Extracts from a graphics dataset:
%%

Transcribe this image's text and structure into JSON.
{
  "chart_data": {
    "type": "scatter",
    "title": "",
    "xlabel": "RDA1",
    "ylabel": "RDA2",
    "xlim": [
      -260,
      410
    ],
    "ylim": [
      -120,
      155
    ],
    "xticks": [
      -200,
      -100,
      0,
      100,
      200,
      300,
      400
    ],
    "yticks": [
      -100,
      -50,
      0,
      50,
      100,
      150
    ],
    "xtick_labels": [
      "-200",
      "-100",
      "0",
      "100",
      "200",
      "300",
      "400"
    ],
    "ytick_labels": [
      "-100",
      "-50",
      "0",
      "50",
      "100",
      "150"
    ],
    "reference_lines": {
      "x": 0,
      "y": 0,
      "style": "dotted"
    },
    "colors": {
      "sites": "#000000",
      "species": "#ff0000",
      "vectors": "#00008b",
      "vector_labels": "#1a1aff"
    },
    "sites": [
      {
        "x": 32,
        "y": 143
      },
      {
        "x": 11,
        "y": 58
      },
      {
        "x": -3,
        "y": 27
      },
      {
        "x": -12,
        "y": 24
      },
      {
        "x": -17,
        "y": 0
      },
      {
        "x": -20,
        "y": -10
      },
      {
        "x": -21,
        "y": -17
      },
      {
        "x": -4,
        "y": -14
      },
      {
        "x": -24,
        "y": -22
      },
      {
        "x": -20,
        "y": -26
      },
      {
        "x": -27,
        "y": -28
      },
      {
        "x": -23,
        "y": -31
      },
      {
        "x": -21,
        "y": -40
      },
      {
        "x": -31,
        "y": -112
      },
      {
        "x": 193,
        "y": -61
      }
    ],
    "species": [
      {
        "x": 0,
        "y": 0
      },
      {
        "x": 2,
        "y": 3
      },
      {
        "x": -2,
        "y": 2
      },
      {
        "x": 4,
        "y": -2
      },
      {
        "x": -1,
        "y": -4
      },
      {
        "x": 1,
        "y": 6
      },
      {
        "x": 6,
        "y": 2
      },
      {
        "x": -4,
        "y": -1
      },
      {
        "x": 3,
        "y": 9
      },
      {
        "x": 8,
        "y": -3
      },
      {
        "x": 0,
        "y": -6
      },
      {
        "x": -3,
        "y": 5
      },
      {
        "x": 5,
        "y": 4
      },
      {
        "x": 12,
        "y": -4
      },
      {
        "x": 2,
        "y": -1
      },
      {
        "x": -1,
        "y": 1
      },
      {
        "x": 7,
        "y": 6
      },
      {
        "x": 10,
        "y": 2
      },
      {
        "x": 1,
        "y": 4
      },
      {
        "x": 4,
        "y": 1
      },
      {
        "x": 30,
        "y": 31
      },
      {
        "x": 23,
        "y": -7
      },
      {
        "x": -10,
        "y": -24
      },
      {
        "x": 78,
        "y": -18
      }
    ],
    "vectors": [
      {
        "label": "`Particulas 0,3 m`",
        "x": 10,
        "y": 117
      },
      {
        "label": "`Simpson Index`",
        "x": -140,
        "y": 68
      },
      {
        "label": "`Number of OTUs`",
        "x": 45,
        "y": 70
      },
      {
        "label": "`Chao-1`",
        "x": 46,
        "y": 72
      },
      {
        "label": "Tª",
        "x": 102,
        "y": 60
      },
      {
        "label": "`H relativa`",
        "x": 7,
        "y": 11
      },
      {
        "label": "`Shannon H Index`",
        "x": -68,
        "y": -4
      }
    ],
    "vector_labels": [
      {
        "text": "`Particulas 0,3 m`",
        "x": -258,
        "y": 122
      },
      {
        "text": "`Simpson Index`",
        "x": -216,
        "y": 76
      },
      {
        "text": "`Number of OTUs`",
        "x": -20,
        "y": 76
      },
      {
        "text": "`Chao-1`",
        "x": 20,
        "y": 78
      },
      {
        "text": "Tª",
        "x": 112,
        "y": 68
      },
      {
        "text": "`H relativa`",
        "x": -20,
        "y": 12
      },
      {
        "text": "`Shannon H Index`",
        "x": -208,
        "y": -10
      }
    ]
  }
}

%%
%%

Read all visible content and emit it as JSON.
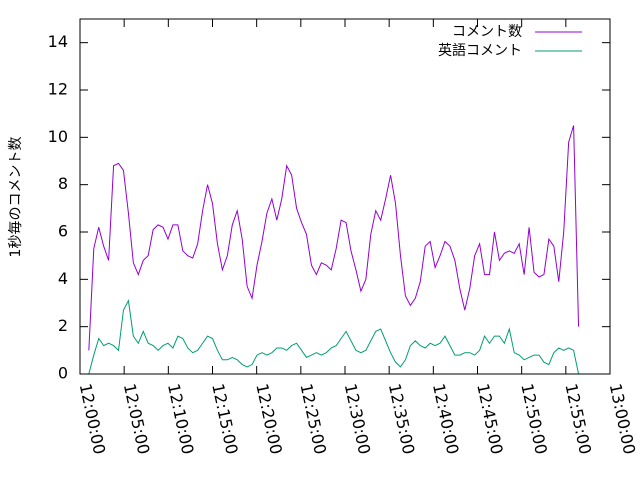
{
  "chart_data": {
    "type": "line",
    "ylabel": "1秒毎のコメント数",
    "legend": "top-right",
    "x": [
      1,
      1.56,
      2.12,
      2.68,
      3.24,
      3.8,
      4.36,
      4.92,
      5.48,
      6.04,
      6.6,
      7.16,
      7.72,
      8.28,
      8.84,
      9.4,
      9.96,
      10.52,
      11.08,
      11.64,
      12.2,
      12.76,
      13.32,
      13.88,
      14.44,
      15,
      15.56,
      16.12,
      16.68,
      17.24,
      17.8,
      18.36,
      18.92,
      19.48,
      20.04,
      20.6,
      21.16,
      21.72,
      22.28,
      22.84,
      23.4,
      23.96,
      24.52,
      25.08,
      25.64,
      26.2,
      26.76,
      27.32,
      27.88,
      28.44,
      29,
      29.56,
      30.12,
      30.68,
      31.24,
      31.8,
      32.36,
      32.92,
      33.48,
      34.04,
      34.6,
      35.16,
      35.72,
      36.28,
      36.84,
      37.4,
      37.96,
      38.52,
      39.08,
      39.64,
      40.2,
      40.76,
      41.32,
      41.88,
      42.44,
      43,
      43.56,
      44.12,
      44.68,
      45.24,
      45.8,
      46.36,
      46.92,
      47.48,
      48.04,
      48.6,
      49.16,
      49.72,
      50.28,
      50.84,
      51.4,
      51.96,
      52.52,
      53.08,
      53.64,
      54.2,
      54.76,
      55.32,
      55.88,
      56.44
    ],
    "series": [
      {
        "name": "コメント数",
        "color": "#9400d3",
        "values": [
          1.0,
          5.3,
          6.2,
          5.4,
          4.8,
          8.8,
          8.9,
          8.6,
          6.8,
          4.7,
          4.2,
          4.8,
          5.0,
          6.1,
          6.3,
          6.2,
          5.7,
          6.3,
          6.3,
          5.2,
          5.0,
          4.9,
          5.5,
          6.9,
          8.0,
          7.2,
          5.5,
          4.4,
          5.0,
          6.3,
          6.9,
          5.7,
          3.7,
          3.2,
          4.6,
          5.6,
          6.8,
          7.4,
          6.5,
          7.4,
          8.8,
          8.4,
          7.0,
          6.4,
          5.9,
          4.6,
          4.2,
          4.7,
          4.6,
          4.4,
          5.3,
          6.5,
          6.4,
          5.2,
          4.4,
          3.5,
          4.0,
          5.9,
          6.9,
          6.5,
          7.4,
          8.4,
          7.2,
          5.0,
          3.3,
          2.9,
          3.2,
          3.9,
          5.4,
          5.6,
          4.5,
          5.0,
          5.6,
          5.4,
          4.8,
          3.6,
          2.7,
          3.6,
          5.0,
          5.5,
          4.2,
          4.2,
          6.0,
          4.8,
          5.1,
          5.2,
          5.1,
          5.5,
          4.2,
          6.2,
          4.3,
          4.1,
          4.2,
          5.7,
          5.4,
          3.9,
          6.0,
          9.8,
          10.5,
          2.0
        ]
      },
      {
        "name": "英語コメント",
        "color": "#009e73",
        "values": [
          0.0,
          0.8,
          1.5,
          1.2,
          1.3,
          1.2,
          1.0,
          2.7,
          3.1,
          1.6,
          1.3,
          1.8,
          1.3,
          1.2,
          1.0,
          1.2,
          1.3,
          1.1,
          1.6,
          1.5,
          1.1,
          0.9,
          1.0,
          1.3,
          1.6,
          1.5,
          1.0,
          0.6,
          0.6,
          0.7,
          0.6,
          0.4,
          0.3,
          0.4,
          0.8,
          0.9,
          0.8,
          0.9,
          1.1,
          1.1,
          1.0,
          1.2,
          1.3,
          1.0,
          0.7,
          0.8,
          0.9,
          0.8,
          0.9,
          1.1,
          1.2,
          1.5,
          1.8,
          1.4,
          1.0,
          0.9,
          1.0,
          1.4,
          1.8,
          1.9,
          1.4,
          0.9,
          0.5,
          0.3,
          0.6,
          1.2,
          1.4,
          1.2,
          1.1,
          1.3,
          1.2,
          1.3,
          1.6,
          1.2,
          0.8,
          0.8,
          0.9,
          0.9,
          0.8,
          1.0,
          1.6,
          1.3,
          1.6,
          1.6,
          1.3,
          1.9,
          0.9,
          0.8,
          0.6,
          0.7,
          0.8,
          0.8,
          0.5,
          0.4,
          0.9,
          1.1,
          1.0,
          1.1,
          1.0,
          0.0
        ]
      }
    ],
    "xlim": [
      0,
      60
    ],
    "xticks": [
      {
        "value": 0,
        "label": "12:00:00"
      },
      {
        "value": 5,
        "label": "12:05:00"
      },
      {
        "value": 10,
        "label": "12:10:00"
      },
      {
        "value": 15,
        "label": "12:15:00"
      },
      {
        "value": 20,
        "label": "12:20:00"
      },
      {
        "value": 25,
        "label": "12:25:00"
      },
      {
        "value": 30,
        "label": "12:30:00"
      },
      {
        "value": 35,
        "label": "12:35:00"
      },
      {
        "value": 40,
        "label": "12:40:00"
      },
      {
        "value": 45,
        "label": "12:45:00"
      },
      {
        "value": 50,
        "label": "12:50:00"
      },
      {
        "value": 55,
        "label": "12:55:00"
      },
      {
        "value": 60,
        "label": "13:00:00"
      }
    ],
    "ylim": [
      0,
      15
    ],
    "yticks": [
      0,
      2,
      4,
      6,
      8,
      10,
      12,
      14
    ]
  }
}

%%

Directions
Copy all lines from the material that hold "OTUs".

Task output
        "label": "`Number of OTUs`",
        "text": "`Number of OTUs`",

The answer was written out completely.